> **Task**: Report every line in the listing that contains the string "JSON".

> **Material supplied**:
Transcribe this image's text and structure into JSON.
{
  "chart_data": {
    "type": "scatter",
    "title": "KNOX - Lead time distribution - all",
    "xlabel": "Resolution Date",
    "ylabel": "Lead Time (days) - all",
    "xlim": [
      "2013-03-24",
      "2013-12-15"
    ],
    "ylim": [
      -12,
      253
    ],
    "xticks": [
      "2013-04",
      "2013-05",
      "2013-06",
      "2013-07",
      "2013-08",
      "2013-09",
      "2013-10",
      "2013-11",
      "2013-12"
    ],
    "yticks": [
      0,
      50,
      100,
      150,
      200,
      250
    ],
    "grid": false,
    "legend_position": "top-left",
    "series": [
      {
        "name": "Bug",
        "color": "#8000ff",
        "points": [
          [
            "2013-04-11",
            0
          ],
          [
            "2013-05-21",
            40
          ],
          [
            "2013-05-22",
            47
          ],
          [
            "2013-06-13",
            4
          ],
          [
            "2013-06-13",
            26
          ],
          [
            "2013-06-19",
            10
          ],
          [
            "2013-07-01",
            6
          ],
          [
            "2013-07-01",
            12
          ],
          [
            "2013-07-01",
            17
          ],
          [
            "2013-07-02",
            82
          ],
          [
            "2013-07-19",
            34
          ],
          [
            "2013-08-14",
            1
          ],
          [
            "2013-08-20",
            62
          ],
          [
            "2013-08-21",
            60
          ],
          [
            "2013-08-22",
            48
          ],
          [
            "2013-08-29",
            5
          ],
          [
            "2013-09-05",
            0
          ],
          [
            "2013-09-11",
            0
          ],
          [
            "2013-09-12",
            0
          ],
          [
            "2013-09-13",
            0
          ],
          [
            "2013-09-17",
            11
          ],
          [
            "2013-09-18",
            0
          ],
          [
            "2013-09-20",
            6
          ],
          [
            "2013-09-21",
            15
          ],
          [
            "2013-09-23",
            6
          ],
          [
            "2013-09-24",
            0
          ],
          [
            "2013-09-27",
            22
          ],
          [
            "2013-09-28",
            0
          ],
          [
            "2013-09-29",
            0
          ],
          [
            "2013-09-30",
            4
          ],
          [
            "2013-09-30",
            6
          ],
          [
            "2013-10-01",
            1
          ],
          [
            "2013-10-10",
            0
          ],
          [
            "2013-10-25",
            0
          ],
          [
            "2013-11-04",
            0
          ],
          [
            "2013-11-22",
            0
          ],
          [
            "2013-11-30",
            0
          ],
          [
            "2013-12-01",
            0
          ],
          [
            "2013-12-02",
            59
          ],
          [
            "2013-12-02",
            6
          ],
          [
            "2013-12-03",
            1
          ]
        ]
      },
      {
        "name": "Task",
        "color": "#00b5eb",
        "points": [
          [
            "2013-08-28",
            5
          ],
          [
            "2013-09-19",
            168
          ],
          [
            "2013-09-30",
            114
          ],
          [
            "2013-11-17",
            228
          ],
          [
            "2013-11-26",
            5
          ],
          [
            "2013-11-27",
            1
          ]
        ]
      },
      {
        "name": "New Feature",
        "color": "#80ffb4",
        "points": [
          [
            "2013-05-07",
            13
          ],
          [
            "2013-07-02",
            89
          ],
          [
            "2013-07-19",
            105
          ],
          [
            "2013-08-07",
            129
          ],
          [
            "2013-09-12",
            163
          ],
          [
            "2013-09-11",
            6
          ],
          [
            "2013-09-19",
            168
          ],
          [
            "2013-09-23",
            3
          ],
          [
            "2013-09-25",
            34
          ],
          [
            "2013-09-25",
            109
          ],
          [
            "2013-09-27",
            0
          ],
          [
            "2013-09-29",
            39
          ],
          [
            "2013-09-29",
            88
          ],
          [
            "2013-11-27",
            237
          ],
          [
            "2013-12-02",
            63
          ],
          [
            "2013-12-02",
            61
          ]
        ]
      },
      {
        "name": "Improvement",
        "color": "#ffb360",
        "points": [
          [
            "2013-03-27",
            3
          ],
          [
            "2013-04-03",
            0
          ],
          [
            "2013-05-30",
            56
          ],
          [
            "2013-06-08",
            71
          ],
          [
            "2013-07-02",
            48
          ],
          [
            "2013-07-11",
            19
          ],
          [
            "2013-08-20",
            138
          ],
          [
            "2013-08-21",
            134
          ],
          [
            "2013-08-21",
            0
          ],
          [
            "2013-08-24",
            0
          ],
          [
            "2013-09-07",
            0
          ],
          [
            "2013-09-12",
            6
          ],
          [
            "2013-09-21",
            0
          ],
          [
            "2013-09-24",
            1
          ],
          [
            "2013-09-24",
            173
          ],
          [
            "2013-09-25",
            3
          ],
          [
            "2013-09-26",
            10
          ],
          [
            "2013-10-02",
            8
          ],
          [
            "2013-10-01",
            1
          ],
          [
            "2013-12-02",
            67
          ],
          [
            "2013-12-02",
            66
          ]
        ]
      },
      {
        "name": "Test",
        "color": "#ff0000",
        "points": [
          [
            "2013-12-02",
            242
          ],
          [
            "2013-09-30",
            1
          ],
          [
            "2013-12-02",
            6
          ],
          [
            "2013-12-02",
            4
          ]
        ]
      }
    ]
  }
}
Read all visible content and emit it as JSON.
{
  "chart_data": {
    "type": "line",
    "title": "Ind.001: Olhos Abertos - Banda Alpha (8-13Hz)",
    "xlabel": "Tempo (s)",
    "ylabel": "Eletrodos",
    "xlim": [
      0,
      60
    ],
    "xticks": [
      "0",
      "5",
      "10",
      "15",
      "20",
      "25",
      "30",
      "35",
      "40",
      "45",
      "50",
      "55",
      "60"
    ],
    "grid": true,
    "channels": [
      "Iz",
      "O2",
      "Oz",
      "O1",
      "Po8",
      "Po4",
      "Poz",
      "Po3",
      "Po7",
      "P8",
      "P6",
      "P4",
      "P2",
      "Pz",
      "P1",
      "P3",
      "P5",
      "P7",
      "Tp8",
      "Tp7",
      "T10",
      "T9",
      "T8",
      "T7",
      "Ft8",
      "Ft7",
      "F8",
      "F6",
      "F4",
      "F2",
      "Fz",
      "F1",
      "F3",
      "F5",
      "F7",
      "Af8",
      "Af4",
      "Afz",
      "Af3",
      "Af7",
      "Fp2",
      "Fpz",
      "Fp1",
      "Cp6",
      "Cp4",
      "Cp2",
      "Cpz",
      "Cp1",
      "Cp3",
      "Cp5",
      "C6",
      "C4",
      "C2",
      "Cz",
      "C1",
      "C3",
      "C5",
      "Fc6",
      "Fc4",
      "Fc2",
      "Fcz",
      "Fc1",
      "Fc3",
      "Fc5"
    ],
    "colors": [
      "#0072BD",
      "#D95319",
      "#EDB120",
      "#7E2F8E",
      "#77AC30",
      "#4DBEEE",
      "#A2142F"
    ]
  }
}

> **The answer**:
Transcribe this image's text and structure into JSON.
Read all visible content and emit it as JSON.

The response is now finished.